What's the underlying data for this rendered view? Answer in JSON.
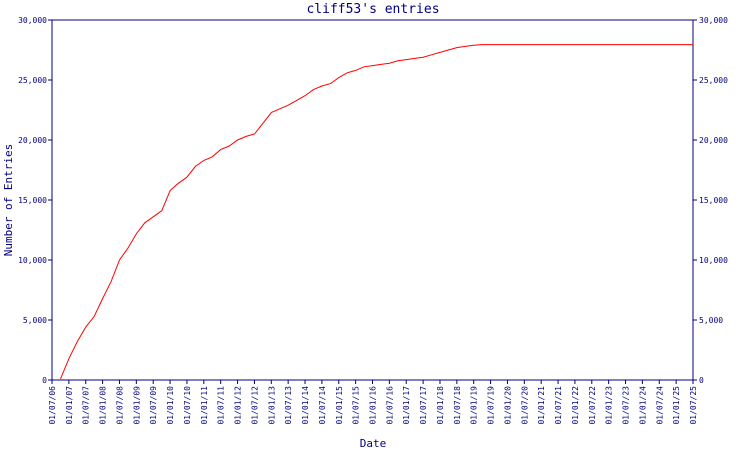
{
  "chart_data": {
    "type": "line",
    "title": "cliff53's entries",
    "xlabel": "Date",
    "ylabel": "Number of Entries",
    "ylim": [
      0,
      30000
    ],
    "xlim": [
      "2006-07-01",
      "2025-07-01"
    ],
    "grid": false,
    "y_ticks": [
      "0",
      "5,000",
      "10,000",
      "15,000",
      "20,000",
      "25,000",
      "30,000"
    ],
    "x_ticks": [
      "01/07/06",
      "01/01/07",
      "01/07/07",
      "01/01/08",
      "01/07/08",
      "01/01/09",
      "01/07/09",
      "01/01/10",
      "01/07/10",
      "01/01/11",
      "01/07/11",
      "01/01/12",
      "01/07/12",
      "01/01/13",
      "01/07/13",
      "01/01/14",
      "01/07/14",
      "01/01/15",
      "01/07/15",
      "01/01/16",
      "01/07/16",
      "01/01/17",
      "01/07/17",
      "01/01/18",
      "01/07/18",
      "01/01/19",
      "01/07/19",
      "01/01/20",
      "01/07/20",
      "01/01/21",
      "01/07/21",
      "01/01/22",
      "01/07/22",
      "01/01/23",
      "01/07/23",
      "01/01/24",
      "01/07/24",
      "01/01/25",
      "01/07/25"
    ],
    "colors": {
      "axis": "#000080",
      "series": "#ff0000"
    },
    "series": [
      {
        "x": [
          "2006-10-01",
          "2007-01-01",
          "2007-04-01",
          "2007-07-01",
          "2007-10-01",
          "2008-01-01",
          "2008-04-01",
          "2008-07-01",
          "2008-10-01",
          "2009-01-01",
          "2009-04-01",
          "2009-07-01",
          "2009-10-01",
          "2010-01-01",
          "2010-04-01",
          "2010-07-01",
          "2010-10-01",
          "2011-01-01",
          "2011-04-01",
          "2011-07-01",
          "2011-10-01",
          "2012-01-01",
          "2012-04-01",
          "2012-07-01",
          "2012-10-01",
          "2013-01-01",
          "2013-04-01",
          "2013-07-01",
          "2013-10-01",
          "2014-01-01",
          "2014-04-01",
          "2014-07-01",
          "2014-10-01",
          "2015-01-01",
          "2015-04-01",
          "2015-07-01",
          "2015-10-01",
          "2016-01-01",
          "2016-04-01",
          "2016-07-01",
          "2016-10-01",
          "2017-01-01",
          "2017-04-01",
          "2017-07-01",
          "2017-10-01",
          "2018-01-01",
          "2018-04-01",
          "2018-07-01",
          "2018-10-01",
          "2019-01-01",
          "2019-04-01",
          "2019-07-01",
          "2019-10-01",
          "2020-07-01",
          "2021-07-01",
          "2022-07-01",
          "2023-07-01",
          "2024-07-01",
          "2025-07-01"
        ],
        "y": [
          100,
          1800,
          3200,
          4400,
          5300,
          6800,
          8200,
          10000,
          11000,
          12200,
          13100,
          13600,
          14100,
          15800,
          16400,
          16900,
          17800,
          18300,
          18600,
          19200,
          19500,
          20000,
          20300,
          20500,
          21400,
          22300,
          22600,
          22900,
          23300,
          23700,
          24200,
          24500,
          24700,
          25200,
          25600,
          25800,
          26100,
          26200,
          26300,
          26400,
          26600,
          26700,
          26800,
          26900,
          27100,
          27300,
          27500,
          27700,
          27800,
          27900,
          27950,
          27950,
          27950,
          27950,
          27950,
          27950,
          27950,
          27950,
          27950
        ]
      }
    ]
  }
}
—————
What is asked: Reproduce each line exactly, please, except for any pictures.

Completed task:
What's the underlying data for this rendered view? Answer in JSON.
{
  "chart_data": {
    "type": "line",
    "title": "cliff53's entries",
    "xlabel": "Date",
    "ylabel": "Number of Entries",
    "ylim": [
      0,
      30000
    ],
    "xlim": [
      "2006-07-01",
      "2025-07-01"
    ],
    "grid": false,
    "y_ticks": [
      "0",
      "5,000",
      "10,000",
      "15,000",
      "20,000",
      "25,000",
      "30,000"
    ],
    "x_ticks": [
      "01/07/06",
      "01/01/07",
      "01/07/07",
      "01/01/08",
      "01/07/08",
      "01/01/09",
      "01/07/09",
      "01/01/10",
      "01/07/10",
      "01/01/11",
      "01/07/11",
      "01/01/12",
      "01/07/12",
      "01/01/13",
      "01/07/13",
      "01/01/14",
      "01/07/14",
      "01/01/15",
      "01/07/15",
      "01/01/16",
      "01/07/16",
      "01/01/17",
      "01/07/17",
      "01/01/18",
      "01/07/18",
      "01/01/19",
      "01/07/19",
      "01/01/20",
      "01/07/20",
      "01/01/21",
      "01/07/21",
      "01/01/22",
      "01/07/22",
      "01/01/23",
      "01/07/23",
      "01/01/24",
      "01/07/24",
      "01/01/25",
      "01/07/25"
    ],
    "colors": {
      "axis": "#000080",
      "series": "#ff0000"
    },
    "series": [
      {
        "x": [
          "2006-10-01",
          "2007-01-01",
          "2007-04-01",
          "2007-07-01",
          "2007-10-01",
          "2008-01-01",
          "2008-04-01",
          "2008-07-01",
          "2008-10-01",
          "2009-01-01",
          "2009-04-01",
          "2009-07-01",
          "2009-10-01",
          "2010-01-01",
          "2010-04-01",
          "2010-07-01",
          "2010-10-01",
          "2011-01-01",
          "2011-04-01",
          "2011-07-01",
          "2011-10-01",
          "2012-01-01",
          "2012-04-01",
          "2012-07-01",
          "2012-10-01",
          "2013-01-01",
          "2013-04-01",
          "2013-07-01",
          "2013-10-01",
          "2014-01-01",
          "2014-04-01",
          "2014-07-01",
          "2014-10-01",
          "2015-01-01",
          "2015-04-01",
          "2015-07-01",
          "2015-10-01",
          "2016-01-01",
          "2016-04-01",
          "2016-07-01",
          "2016-10-01",
          "2017-01-01",
          "2017-04-01",
          "2017-07-01",
          "2017-10-01",
          "2018-01-01",
          "2018-04-01",
          "2018-07-01",
          "2018-10-01",
          "2019-01-01",
          "2019-04-01",
          "2019-07-01",
          "2019-10-01",
          "2020-07-01",
          "2021-07-01",
          "2022-07-01",
          "2023-07-01",
          "2024-07-01",
          "2025-07-01"
        ],
        "y": [
          100,
          1800,
          3200,
          4400,
          5300,
          6800,
          8200,
          10000,
          11000,
          12200,
          13100,
          13600,
          14100,
          15800,
          16400,
          16900,
          17800,
          18300,
          18600,
          19200,
          19500,
          20000,
          20300,
          20500,
          21400,
          22300,
          22600,
          22900,
          23300,
          23700,
          24200,
          24500,
          24700,
          25200,
          25600,
          25800,
          26100,
          26200,
          26300,
          26400,
          26600,
          26700,
          26800,
          26900,
          27100,
          27300,
          27500,
          27700,
          27800,
          27900,
          27950,
          27950,
          27950,
          27950,
          27950,
          27950,
          27950,
          27950,
          27950
        ]
      }
    ]
  }
}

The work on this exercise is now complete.